*** Document segment ***

Seems like hardware manifactures really run out of names these days...


----------



## NHKS (Aug 7, 2012)

renz496 said:


> so can we expect GTX780 around december / jan 2013 now?



 sometime Jan-Mar 2013 is likely.. unless nv changes its plans




Dj-ElectriC said:


> Seems like hardware manifactures really run out of names these days...



and when they do they just add suffix / prefix to the existing names.. like K5000 >> "kepler"5000 to succeed the existing 5000??!


----------



## Casecutter (Aug 7, 2012)

I don't know how anyone translates all this mumbo-jumbo in this, as indicating it’s a GK100 foundation  or that this signifies there’s going to be a “Big Kepler” offered to anyone other than corporate clients.  While it could be, because saying “computation capabilities of the platform” and then later denotes “dramatically faster”…. given what we know from the GK104 that may point to something.

Here's what I read...


Cristian_25H said:


> ability to simultaneously perform complex analysis and visualization on a single machine... With this second generation of Maximus, compute work is assigned to run on the new NVIDIA Tesla K20 GPU computing accelerator, freeing up the new NVIDIA Quadro K5000 GPU to handle graphics functions. Maximus _unified technology _transparently and automatically _assign_s visualization and simulation or rendering work _to the right processor_.



Sounds like two independent processors?


----------



## NHKS (Aug 7, 2012)

^ maybe u should see this... 
http://www.nvidia.com/content/tesla/pdf/NV_DS_TeslaK_Family_May_2012_LR.pdf

K10   - 2x GK104
K20   - 1x GK110
K5000- 1x GK104 

GK110 being used in GTX 7xx series is just a common speculation since it showed up in nv material... it might be true or turn out as workstation exclusive chip - former is more likely as it is a big chip and nv probably wanted the 28nm process to mature before using it..

as for Maximus tech.. its not new.. its like Optimus tech(switch iGP & GPU) from nv.. in this case, it switches between 'design/graphics' & 'compute' process if the workstation has both Quadro(design) & Tesla(compute) cards.. kind of like a hybrid SLI..


----------



## Mistral (Aug 7, 2012)

*** End of Document segment ***
*** Material shown ***

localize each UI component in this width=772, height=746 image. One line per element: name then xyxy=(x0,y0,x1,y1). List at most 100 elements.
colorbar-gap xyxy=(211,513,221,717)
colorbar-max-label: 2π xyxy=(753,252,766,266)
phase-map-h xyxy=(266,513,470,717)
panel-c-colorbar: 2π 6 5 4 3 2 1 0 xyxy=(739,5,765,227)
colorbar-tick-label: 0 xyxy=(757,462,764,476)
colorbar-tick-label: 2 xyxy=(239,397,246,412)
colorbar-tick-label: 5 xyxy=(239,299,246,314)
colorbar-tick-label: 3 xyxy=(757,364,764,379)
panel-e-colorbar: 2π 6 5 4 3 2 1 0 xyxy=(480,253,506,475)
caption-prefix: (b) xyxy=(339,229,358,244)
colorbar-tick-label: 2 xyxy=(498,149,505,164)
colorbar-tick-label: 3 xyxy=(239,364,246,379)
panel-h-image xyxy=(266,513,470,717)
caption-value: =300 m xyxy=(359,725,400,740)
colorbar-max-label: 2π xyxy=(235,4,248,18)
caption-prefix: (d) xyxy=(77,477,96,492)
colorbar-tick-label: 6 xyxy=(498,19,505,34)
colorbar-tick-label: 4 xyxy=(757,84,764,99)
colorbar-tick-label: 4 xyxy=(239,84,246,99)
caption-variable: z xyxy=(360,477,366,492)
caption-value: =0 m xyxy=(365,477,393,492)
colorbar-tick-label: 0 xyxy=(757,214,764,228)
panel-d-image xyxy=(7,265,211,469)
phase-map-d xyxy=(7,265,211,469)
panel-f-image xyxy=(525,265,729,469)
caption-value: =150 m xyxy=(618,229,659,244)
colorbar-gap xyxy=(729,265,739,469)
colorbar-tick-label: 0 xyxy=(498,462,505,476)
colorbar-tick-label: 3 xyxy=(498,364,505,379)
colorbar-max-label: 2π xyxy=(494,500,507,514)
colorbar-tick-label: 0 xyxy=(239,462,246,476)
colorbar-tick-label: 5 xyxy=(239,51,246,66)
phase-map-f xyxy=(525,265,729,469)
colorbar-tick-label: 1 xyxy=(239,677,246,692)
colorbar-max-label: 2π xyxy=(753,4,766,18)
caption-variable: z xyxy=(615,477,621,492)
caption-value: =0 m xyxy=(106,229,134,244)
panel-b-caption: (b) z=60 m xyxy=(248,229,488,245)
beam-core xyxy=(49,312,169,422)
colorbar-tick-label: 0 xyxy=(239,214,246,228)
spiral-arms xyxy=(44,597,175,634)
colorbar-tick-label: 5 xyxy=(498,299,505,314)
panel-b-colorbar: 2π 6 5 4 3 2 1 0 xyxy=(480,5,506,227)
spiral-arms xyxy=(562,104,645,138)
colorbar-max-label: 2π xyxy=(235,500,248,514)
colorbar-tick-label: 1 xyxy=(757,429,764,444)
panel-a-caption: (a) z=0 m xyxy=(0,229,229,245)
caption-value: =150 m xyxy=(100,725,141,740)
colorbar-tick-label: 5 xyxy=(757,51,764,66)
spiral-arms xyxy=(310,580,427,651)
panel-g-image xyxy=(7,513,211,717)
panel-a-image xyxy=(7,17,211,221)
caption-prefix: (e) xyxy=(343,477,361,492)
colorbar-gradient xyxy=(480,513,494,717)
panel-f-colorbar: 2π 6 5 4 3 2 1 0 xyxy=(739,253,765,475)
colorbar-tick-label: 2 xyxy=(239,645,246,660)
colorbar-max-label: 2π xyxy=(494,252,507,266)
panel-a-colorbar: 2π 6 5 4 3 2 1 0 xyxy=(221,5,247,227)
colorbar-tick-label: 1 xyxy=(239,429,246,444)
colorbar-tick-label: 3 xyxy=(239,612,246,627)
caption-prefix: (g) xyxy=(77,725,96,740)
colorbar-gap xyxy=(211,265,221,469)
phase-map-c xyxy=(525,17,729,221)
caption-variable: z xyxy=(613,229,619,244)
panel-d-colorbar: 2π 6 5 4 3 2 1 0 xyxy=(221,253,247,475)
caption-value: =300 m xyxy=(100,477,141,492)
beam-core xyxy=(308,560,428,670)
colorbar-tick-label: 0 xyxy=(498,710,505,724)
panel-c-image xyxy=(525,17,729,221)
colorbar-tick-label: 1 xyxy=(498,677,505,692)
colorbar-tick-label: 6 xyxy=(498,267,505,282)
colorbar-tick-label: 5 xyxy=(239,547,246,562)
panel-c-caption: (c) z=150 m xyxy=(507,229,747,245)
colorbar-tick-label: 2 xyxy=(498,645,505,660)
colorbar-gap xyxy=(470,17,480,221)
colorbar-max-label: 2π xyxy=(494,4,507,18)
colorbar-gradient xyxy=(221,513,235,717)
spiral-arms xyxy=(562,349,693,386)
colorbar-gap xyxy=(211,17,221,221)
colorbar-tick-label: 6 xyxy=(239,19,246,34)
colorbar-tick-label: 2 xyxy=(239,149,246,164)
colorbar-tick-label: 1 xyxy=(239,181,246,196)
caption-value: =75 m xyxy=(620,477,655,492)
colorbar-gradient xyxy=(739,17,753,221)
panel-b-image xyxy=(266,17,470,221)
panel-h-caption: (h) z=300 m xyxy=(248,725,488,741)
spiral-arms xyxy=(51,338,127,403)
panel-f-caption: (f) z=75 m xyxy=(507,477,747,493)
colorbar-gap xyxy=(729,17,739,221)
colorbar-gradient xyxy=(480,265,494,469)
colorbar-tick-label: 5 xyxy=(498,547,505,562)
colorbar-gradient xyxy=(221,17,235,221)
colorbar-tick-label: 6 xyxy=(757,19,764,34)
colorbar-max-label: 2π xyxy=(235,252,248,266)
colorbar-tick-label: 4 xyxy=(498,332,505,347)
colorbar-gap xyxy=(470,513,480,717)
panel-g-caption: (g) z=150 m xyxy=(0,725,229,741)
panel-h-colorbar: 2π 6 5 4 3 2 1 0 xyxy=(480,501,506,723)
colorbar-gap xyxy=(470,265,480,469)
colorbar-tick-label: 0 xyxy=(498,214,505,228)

*** End of Material shown ***

Task item
Continue the forum thread about Nvidia's Kepler graphics chips, starting from its last post heading.

Answer for the task
Knee-jerk reaction to the AMD announcement from earlier?

In any case, I call BS on that plane. With all the crud attached to it it won't even be able to take off.


----------



## TheMailMan78 (Aug 7, 2012)

Mistral said:


> Knee-jerk reaction to the AMD announcement from earlier?
> 
> In any case, I call BS on that plane. With all the crud attached to it it won't even be able to take off.



A1- Sky Raider could.


----------



## SIGSEGV (Aug 7, 2012)

Mistral said:


> Knee-jerk reaction to the AMD announcement from earlier?
> 
> In any case, I call BS on that plane. With all the crud attached to it it won't even be able to take off.



lmao, 
even those products still on their dream and will be released around next 4-5 months from now, meh..


----------



## Fluffmeister (Aug 7, 2012)

Nv have a wide and varied customer base and stacks of cards will already be sold to existing customers.

What people think here is pretty much irrelevant.


----------



## wolf (Aug 7, 2012)

NHKS said:


> that means the GK110... and sooner or later the GTX 7xx series that will also use it..





renz496 said:


> so can we expect GTX780 around december / jan 2013 now?



read boys!



> The NVIDIA Quadro K5000 will be available as a separate discrete desktop GPU starting in October 2012.



enter GK110 GPU


----------



## sergionography (Aug 7, 2012)

and this is were all the nvidia's big talk about how great kepler is comes to an end lol, amd's mid range chips offer better compute performance than nvidias best

http://semiaccurate.com/2012/08/07/amd-firepro-2012-lineup/
2.4 tf for pitcairn

http://www.nvidia.com/object/quadro-k5000.html#pdpContent=2
2.1tf for gk104

and pitcairn is a 212mm2 die while gk104 is a 300mm2 die
so even if nvidia does bring a big kepler chip it will still be behind unless they do a good deal of tweaking within the architecture, but then again, amd is doing the same thing


----------



## Steevo (Aug 7, 2012)

TheMailMan78 said:


> A1- Sky Raider could.



Farva.....


----------



## Xzibit (Aug 7, 2012)

So this card @ $2,249 MSRP, USD is suppose to compete against AMD FirePro W7000 @ $899 MSRP, USD.

Talk about a price premium...

Nvidia Quadro K5000
2.1 TFLOPs @ SP

AMD FirePro W7000
2.5 TFLOPs @ SP


----------



## GC_PaNzerFIN (Aug 7, 2012)

Can't wait for the GeForce parts. GK104 was/is good, but I want much faster single GPUs. This should do it.


----------



## Benetanegia (Aug 7, 2012)

sergionography said:


> and this is were all the nvidia's big talk about how great kepler is comes to an end lol, amd's mid range chips offer better compute performance than nvidias best
> 
> http://semiaccurate.com/2012/08/07/amd-firepro-2012-lineup/
> 2.4 tf for pitcairn
> ...





Xzibit said:


> So this card @ $2,249 MSRP, USD is suppose to compete against AMD FirePro W7000 @ $899 MSRP, USD.
> 
> Talk about a price premium...
> 
> ...



Yeah and a Fermi card with little more than 1 TFLOP pwns both, so maybe maximum theoretical TFLOPs are not the be all end all of computing. Get a clue...


----------



## sanadanosa (Aug 7, 2012)

anyone notice that this card has small pcb like GTX 670?


----------



## NC37 (Aug 7, 2012)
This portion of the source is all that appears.